Brief »
Output the lines that follow exactly as they are.

Available data »

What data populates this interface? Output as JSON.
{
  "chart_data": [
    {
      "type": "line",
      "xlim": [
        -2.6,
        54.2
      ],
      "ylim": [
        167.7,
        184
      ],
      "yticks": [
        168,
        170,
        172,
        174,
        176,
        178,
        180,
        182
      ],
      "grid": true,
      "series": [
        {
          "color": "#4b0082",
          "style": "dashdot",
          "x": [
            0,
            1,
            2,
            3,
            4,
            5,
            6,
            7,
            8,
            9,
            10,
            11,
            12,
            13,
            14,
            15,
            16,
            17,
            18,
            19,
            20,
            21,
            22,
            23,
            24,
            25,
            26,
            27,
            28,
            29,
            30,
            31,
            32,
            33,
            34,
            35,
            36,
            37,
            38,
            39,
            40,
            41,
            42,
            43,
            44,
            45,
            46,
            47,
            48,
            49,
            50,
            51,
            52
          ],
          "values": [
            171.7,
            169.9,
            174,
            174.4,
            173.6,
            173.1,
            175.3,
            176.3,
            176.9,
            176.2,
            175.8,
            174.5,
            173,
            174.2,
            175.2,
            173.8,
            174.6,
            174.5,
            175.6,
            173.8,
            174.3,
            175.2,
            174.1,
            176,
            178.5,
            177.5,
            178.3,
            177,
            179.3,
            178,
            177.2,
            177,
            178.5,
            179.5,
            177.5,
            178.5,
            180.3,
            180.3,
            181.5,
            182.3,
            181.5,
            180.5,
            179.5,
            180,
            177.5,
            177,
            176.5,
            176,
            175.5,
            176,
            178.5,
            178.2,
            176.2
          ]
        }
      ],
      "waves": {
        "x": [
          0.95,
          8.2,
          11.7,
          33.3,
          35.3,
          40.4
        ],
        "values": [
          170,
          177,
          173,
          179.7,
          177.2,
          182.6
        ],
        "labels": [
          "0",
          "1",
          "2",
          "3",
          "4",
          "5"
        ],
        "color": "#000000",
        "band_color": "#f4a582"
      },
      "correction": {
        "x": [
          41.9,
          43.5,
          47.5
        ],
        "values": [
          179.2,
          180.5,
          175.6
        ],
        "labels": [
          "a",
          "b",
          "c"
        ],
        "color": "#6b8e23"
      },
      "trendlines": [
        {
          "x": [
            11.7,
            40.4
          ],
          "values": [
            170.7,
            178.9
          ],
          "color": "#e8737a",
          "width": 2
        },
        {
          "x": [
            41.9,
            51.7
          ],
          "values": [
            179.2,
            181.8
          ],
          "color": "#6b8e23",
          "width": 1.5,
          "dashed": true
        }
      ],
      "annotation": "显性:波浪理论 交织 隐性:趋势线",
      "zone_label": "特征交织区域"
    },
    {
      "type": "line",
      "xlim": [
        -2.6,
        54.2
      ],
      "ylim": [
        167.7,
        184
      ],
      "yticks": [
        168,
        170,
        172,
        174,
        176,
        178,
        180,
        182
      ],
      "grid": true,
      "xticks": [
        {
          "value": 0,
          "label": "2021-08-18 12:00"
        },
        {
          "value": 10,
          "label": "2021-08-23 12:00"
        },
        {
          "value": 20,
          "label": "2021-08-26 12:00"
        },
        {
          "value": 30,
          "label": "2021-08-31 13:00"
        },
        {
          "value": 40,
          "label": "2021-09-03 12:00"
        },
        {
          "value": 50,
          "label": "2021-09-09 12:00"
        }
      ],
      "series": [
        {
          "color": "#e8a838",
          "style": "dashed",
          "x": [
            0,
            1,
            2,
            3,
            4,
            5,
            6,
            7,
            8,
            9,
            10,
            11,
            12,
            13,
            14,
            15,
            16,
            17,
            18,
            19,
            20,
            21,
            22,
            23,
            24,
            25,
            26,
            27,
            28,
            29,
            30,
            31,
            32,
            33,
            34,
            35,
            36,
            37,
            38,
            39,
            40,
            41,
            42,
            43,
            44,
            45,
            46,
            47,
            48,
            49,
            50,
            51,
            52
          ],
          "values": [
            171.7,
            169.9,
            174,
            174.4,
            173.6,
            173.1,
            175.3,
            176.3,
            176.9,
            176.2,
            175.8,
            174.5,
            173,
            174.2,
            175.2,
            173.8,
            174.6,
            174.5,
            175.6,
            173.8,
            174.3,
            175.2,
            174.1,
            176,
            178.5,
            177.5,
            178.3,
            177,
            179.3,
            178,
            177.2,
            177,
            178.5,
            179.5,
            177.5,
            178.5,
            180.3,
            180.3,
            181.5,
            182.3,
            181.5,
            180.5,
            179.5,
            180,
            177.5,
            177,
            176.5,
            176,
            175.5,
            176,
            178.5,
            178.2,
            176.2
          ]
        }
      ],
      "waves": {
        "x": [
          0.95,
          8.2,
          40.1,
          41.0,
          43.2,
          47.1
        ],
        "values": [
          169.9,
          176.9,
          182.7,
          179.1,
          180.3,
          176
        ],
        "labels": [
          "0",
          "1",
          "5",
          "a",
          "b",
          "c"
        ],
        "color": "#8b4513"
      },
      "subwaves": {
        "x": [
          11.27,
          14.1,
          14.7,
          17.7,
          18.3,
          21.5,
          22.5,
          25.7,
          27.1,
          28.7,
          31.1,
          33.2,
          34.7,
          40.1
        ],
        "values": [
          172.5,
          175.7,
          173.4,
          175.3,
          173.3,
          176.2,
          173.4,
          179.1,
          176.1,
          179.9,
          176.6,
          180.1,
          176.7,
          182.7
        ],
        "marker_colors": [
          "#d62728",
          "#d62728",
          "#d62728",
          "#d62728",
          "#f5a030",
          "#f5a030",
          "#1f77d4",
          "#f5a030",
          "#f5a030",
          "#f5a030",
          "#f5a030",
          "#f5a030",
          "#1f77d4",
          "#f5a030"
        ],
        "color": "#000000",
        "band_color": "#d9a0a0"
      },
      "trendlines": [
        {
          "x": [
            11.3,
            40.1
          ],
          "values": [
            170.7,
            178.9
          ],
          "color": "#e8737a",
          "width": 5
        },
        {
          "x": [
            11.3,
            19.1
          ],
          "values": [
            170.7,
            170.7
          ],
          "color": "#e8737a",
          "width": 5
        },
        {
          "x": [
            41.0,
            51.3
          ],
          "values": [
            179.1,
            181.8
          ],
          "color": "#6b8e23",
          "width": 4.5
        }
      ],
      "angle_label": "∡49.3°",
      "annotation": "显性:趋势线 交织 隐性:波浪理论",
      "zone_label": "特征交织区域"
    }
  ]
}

Answer »
What data populates this interface? Output as JSON.
{
  "chart_data": [
    {
      "type": "line",
      "xlim": [
        -2.6,
        54.2
      ],
      "ylim": [
        167.7,
        184
      ],
      "yticks": [
        168,
        170,
        172,
        174,
        176,
        178,
        180,
        182
      ],
      "grid": true,
      "series": [
        {
          "color": "#4b0082",
          "style": "dashdot",
          "x": [
            0,
            1,
            2,
            3,
            4,
            5,
            6,
            7,
            8,
            9,
            10,
            11,
            12,
            13,
            14,
            15,
            16,
            17,
            18,
            19,
            20,
            21,
            22,
            23,
            24,
            25,
            26,
            27,
            28,
            29,
            30,
            31,
            32,
            33,
            34,
            35,
            36,
            37,
            38,
            39,
            40,
            41,
            42,
            43,
            44,
            45,
            46,
            47,
            48,
            49,
            50,
            51,
            52
          ],
          "values": [
            171.7,
            169.9,
            174,
            174.4,
            173.6,
            173.1,
            175.3,
            176.3,
            176.9,
            176.2,
            175.8,
            174.5,
            173,
            174.2,
            175.2,
            173.8,
            174.6,
            174.5,
            175.6,
            173.8,
            174.3,
            175.2,
            174.1,
            176,
            178.5,
            177.5,
            178.3,
            177,
            179.3,
            178,
            177.2,
            177,
            178.5,
            179.5,
            177.5,
            178.5,
            180.3,
            180.3,
            181.5,
            182.3,
            181.5,
            180.5,
            179.5,
            180,
            177.5,
            177,
            176.5,
            176,
            175.5,
            176,
            178.5,
            178.2,
            176.2
          ]
        }
      ],
      "waves": {
        "x": [
          0.95,
          8.2,
          11.7,
          33.3,
          35.3,
          40.4
        ],
        "values": [
          170,
          177,
          173,
          179.7,
          177.2,
          182.6
        ],
        "labels": [
          "0",
          "1",
          "2",
          "3",
          "4",
          "5"
        ],
        "color": "#000000",
        "band_color": "#f4a582"
      },
      "correction": {
        "x": [
          41.9,
          43.5,
          47.5
        ],
        "values": [
          179.2,
          180.5,
          175.6
        ],
        "labels": [
          "a",
          "b",
          "c"
        ],
        "color": "#6b8e23"
      },
      "trendlines": [
        {
          "x": [
            11.7,
            40.4
          ],
          "values": [
            170.7,
            178.9
          ],
          "color": "#e8737a",
          "width": 2
        },
        {
          "x": [
            41.9,
            51.7
          ],
          "values": [
            179.2,
            181.8
          ],
          "color": "#6b8e23",
          "width": 1.5,
          "dashed": true
        }
      ],
      "annotation": "显性:波浪理论 交织 隐性:趋势线",
      "zone_label": "特征交织区域"
    },
    {
      "type": "line",
      "xlim": [
        -2.6,
        54.2
      ],
      "ylim": [
        167.7,
        184
      ],
      "yticks": [
        168,
        170,
        172,
        174,
        176,
        178,
        180,
        182
      ],
      "grid": true,
      "xticks": [
        {
          "value": 0,
          "label": "2021-08-18 12:00"
        },
        {
          "value": 10,
          "label": "2021-08-23 12:00"
        },
        {
          "value": 20,
          "label": "2021-08-26 12:00"
        },
        {
          "value": 30,
          "label": "2021-08-31 13:00"
        },
        {
          "value": 40,
          "label": "2021-09-03 12:00"
        },
        {
          "value": 50,
          "label": "2021-09-09 12:00"
        }
      ],
      "series": [
        {
          "color": "#e8a838",
          "style": "dashed",
          "x": [
            0,
            1,
            2,
            3,
            4,
            5,
            6,
            7,
            8,
            9,
            10,
            11,
            12,
            13,
            14,
            15,
            16,
            17,
            18,
            19,
            20,
            21,
            22,
            23,
            24,
            25,
            26,
            27,
            28,
            29,
            30,
            31,
            32,
            33,
            34,
            35,
            36,
            37,
            38,
            39,
            40,
            41,
            42,
            43,
            44,
            45,
            46,
            47,
            48,
            49,
            50,
            51,
            52
          ],
          "values": [
            171.7,
            169.9,
            174,
            174.4,
            173.6,
            173.1,
            175.3,
            176.3,
            176.9,
            176.2,
            175.8,
            174.5,
            173,
            174.2,
            175.2,
            173.8,
            174.6,
            174.5,
            175.6,
            173.8,
            174.3,
            175.2,
            174.1,
            176,
            178.5,
            177.5,
            178.3,
            177,
            179.3,
            178,
            177.2,
            177,
            178.5,
            179.5,
            177.5,
            178.5,
            180.3,
            180.3,
            181.5,
            182.3,
            181.5,
            180.5,
            179.5,
            180,
            177.5,
            177,
            176.5,
            176,
            175.5,
            176,
            178.5,
            178.2,
            176.2
          ]
        }
      ],
      "waves": {
        "x": [
          0.95,
          8.2,
          40.1,
          41.0,
          43.2,
          47.1
        ],
        "values": [
          169.9,
          176.9,
          182.7,
          179.1,
          180.3,
          176
        ],
        "labels": [
          "0",
          "1",
          "5",
          "a",
          "b",
          "c"
        ],
        "color": "#8b4513"
      },
      "subwaves": {
        "x": [
          11.27,
          14.1,
          14.7,
          17.7,
          18.3,
          21.5,
          22.5,
          25.7,
          27.1,
          28.7,
          31.1,
          33.2,
          34.7,
          40.1
        ],
        "values": [
          172.5,
          175.7,
          173.4,
          175.3,
          173.3,
          176.2,
          173.4,
          179.1,
          176.1,
          179.9,
          176.6,
          180.1,
          176.7,
          182.7
        ],
        "marker_colors": [
          "#d62728",
          "#d62728",
          "#d62728",
          "#d62728",
          "#f5a030",
          "#f5a030",
          "#1f77d4",
          "#f5a030",
          "#f5a030",
          "#f5a030",
          "#f5a030",
          "#f5a030",
          "#1f77d4",
          "#f5a030"
        ],
        "color": "#000000",
        "band_color": "#d9a0a0"
      },
      "trendlines": [
        {
          "x": [
            11.3,
            40.1
          ],
          "values": [
            170.7,
            178.9
          ],
          "color": "#e8737a",
          "width": 5
        },
        {
          "x": [
            11.3,
            19.1
          ],
          "values": [
            170.7,
            170.7
          ],
          "color": "#e8737a",
          "width": 5
        },
        {
          "x": [
            41.0,
            51.3
          ],
          "values": [
            179.1,
            181.8
          ],
          "color": "#6b8e23",
          "width": 4.5
        }
      ],
      "angle_label": "∡49.3°",
      "annotation": "显性:趋势线 交织 隐性:波浪理论",
      "zone_label": "特征交织区域"
    }
  ]
}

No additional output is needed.